• Work to complete:
Reproduce the passage on the sentencing appeal word for word, starting with "1. Semmens' counsel" and going on through "relation to the lack of premeditation.".

• Passage shown:
Effect on the victim's family

  1. The learned sentencing judge said the following, and nothing more, on the subject of victim impact in relation to the crimes of the two appellants and Shepherd:

"I have read the victim impact statements from members of Nathan Woolley's family and from his partner and from Michael Brooks.  These crimes have touched many people in terrible ways.  Their suffering is enormous."

  1. It was submitted to this Court that his Honour attached undue weight to victim impact.  There is nothing in that paragraph to indicate any error.  Its brevity is inconsistent with the proposition that undue weight was attached to victim impact.  His Honour was provided with five victim impact statements — from Nathan Woolley's partner, mother and two brothers, and from Mr Brooks.  His brief comments did not overstate or exaggerate their contents.  It emerged during argument that counsel for Semmens was reasoning that the sentence was excessive, and that therefore aggravating factors such as victim impact must have been given too much weight, and mitigating factors too little weight.  The real question is whether the sentence was manifestly excessive.  I will come to that question in due course.

Lack of premeditation

  1. Semmens' counsel argued that the learned sentencing judge attached insufficient weight to the lack of premeditation.  His Honour said that he accepted a defence submission that, until the collision with the wheelie bin, violence to others was not planned.  He accepted that it was possible that, when Semmens struck the fatal blow, he did not stop to think, and therefore did not think of the fact that his blow was likely to cause death.  Once again, I think the real argument is that the sentence was manifestly excessive, and that therefore a wrong approach must have been taken to various matters, perhaps including the lack of premeditation.  There is nothing in the sentencing remarks to give any indication that the learned sentencing judge erred in his approach in relation to the lack of premeditation.

• Data:

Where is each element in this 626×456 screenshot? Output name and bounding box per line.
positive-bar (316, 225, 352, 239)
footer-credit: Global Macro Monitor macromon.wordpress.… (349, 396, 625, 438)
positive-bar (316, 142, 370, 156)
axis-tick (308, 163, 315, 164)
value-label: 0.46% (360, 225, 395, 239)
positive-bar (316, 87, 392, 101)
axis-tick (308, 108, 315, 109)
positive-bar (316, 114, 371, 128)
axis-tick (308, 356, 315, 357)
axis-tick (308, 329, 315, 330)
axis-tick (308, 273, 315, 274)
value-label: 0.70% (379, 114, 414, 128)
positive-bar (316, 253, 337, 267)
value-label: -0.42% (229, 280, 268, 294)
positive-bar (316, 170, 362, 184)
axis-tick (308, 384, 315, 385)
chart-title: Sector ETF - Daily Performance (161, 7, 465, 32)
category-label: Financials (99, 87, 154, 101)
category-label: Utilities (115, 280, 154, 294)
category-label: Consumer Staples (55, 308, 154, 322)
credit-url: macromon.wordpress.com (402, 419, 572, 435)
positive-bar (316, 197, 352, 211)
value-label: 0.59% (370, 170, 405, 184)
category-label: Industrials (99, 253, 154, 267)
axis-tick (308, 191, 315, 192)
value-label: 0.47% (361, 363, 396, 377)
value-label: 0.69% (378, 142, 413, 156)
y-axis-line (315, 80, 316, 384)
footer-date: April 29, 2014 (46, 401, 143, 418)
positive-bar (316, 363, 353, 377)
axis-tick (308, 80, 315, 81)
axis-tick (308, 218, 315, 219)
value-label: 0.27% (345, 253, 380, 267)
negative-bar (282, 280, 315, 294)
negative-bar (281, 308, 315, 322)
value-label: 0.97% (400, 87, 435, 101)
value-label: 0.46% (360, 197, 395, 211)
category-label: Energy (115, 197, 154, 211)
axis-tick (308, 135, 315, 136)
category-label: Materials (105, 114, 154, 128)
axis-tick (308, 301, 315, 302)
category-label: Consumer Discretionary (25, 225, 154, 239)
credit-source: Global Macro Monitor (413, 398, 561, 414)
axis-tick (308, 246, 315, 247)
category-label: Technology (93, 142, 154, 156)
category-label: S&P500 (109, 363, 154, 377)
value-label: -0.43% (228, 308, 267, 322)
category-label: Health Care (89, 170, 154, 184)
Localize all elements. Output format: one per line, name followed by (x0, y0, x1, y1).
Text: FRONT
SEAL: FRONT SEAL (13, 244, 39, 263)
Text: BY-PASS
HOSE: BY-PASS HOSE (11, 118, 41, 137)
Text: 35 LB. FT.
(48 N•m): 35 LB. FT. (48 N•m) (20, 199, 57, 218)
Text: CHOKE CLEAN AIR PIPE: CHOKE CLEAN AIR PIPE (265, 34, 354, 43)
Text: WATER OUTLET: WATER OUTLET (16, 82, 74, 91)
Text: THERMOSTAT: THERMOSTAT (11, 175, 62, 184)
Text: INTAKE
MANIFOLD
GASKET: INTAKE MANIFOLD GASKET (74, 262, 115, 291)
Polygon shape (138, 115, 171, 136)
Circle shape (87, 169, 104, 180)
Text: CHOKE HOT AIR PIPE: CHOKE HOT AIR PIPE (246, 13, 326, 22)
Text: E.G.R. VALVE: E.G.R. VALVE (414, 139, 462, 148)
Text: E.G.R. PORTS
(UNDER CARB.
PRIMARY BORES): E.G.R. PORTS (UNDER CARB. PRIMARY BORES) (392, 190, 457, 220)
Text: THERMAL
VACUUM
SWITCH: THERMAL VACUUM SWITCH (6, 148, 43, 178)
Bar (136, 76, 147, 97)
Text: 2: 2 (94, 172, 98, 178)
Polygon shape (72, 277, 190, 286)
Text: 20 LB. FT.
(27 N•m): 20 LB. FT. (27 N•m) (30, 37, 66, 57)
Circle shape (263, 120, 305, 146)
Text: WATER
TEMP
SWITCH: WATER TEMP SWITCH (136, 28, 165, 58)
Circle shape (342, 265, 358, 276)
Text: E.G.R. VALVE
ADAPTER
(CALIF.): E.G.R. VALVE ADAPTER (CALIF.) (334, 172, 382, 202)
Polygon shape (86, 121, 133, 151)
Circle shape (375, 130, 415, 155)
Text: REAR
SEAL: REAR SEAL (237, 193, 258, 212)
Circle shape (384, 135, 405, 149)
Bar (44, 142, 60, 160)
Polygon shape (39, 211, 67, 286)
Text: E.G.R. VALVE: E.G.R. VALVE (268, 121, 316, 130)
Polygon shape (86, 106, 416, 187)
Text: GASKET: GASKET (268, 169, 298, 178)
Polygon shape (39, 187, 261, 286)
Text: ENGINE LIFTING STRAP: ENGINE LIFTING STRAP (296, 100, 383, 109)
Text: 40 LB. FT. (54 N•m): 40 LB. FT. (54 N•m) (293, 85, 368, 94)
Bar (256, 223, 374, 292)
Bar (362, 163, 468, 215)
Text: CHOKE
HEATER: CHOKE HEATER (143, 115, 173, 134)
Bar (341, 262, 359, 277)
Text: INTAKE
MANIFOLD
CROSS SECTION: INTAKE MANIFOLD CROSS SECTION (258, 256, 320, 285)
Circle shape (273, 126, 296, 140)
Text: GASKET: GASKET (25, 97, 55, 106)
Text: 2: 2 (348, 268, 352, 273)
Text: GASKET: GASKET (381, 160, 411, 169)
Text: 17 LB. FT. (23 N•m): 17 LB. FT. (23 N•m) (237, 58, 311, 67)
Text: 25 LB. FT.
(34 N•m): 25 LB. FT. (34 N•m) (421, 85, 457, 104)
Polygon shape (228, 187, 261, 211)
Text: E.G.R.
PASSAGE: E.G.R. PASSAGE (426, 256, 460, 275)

• Task result:
1. Semmens' counsel argued that the learned sentencing judge attached insufficient weight to the lack of premeditation.  His Honour said that he accepted a defence submission that, until the collision with the wheelie bin, violence to others was not planned.  He accepted that it was possible that, when Semmens struck the fatal blow, he did not stop to think, and therefore did not think of the fact that his blow was likely to cause death.  Once again, I think the real argument is that the sentence was manifestly excessive, and that therefore a wrong approach must have been taken to various matters, perhaps including the lack of premeditation.  There is nothing in the sentencing remarks to give any indication that the learned sentencing judge erred in his approach in relation to the lack of premeditation.